[SHORT EXERCISE]: Extract the full set of records, then give each one again exactly.
===
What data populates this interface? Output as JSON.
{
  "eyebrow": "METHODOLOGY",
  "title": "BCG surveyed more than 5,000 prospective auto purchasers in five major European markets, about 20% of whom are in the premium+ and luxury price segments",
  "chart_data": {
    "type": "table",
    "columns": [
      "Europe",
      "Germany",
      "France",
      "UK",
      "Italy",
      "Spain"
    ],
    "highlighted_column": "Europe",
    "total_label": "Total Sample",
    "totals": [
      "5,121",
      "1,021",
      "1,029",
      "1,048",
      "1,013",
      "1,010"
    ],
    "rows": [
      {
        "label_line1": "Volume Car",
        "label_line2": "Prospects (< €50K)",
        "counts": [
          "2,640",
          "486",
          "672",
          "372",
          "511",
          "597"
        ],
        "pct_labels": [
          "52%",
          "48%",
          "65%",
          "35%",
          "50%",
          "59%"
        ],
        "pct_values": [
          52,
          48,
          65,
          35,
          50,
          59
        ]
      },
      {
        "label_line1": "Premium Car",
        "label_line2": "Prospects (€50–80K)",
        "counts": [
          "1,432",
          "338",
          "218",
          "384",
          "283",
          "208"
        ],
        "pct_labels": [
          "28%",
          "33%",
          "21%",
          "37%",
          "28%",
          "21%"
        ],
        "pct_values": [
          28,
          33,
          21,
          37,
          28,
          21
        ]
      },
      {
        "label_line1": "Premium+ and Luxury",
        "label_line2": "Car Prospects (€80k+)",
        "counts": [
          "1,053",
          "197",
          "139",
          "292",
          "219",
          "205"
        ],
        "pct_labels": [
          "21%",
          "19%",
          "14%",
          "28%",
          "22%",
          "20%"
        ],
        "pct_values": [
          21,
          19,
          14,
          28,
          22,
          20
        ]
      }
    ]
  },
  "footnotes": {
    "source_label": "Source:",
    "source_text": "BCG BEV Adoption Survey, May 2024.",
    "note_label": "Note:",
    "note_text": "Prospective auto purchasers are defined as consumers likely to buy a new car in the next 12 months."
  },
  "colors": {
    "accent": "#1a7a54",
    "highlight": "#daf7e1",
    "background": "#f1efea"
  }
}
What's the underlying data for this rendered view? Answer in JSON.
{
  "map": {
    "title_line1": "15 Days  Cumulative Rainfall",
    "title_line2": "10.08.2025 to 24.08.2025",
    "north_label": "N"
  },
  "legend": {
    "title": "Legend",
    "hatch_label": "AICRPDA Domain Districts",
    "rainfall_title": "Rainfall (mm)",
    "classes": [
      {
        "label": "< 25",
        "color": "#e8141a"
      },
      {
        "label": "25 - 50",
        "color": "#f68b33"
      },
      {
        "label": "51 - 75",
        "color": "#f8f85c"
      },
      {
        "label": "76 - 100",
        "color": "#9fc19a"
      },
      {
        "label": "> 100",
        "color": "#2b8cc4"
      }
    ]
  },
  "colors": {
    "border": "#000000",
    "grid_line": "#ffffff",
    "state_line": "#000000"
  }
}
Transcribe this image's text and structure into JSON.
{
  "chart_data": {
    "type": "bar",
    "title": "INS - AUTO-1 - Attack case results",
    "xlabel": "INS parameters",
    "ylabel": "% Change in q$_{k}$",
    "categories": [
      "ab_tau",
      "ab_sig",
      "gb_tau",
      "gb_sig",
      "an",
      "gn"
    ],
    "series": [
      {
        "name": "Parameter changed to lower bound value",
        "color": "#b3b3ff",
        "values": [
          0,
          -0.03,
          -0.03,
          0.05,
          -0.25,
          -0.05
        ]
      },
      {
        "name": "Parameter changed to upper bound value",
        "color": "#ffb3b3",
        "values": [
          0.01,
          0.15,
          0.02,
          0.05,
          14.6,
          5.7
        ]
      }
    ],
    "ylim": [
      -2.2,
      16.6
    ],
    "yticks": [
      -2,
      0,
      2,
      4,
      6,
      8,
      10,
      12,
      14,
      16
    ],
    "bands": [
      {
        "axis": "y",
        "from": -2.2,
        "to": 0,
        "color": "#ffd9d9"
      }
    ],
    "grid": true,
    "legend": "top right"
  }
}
===
[CORRECT RESULT]:
What data populates this interface? Output as JSON.
{
  "eyebrow": "METHODOLOGY",
  "title": "BCG surveyed more than 5,000 prospective auto purchasers in five major European markets, about 20% of whom are in the premium+ and luxury price segments",
  "chart_data": {
    "type": "table",
    "columns": [
      "Europe",
      "Germany",
      "France",
      "UK",
      "Italy",
      "Spain"
    ],
    "highlighted_column": "Europe",
    "total_label": "Total Sample",
    "totals": [
      "5,121",
      "1,021",
      "1,029",
      "1,048",
      "1,013",
      "1,010"
    ],
    "rows": [
      {
        "label_line1": "Volume Car",
        "label_line2": "Prospects (< €50K)",
        "counts": [
          "2,640",
          "486",
          "672",
          "372",
          "511",
          "597"
        ],
        "pct_labels": [
          "52%",
          "48%",
          "65%",
          "35%",
          "50%",
          "59%"
        ],
        "pct_values": [
          52,
          48,
          65,
          35,
          50,
          59
        ]
      },
      {
        "label_line1": "Premium Car",
        "label_line2": "Prospects (€50–80K)",
        "counts": [
          "1,432",
          "338",
          "218",
          "384",
          "283",
          "208"
        ],
        "pct_labels": [
          "28%",
          "33%",
          "21%",
          "37%",
          "28%",
          "21%"
        ],
        "pct_values": [
          28,
          33,
          21,
          37,
          28,
          21
        ]
      },
      {
        "label_line1": "Premium+ and Luxury",
        "label_line2": "Car Prospects (€80k+)",
        "counts": [
          "1,053",
          "197",
          "139",
          "292",
          "219",
          "205"
        ],
        "pct_labels": [
          "21%",
          "19%",
          "14%",
          "28%",
          "22%",
          "20%"
        ],
        "pct_values": [
          21,
          19,
          14,
          28,
          22,
          20
        ]
      }
    ]
  },
  "footnotes": {
    "source_label": "Source:",
    "source_text": "BCG BEV Adoption Survey, May 2024.",
    "note_label": "Note:",
    "note_text": "Prospective auto purchasers are defined as consumers likely to buy a new car in the next 12 months."
  },
  "colors": {
    "accent": "#1a7a54",
    "highlight": "#daf7e1",
    "background": "#f1efea"
  }
}
What's the underlying data for this rendered view? Answer in JSON.
{
  "map": {
    "title_line1": "15 Days  Cumulative Rainfall",
    "title_line2": "10.08.2025 to 24.08.2025",
    "north_label": "N"
  },
  "legend": {
    "title": "Legend",
    "hatch_label": "AICRPDA Domain Districts",
    "rainfall_title": "Rainfall (mm)",
    "classes": [
      {
        "label": "< 25",
        "color": "#e8141a"
      },
      {
        "label": "25 - 50",
        "color": "#f68b33"
      },
      {
        "label": "51 - 75",
        "color": "#f8f85c"
      },
      {
        "label": "76 - 100",
        "color": "#9fc19a"
      },
      {
        "label": "> 100",
        "color": "#2b8cc4"
      }
    ]
  },
  "colors": {
    "border": "#000000",
    "grid_line": "#ffffff",
    "state_line": "#000000"
  }
}
Transcribe this image's text and structure into JSON.
{
  "chart_data": {
    "type": "bar",
    "title": "INS - AUTO-1 - Attack case results",
    "xlabel": "INS parameters",
    "ylabel": "% Change in q$_{k}$",
    "categories": [
      "ab_tau",
      "ab_sig",
      "gb_tau",
      "gb_sig",
      "an",
      "gn"
    ],
    "series": [
      {
        "name": "Parameter changed to lower bound value",
        "color": "#b3b3ff",
        "values": [
          0,
          -0.03,
          -0.03,
          0.05,
          -0.25,
          -0.05
        ]
      },
      {
        "name": "Parameter changed to upper bound value",
        "color": "#ffb3b3",
        "values": [
          0.01,
          0.15,
          0.02,
          0.05,
          14.6,
          5.7
        ]
      }
    ],
    "ylim": [
      -2.2,
      16.6
    ],
    "yticks": [
      -2,
      0,
      2,
      4,
      6,
      8,
      10,
      12,
      14,
      16
    ],
    "bands": [
      {
        "axis": "y",
        "from": -2.2,
        "to": 0,
        "color": "#ffd9d9"
      }
    ],
    "grid": true,
    "legend": "top right"
  }
}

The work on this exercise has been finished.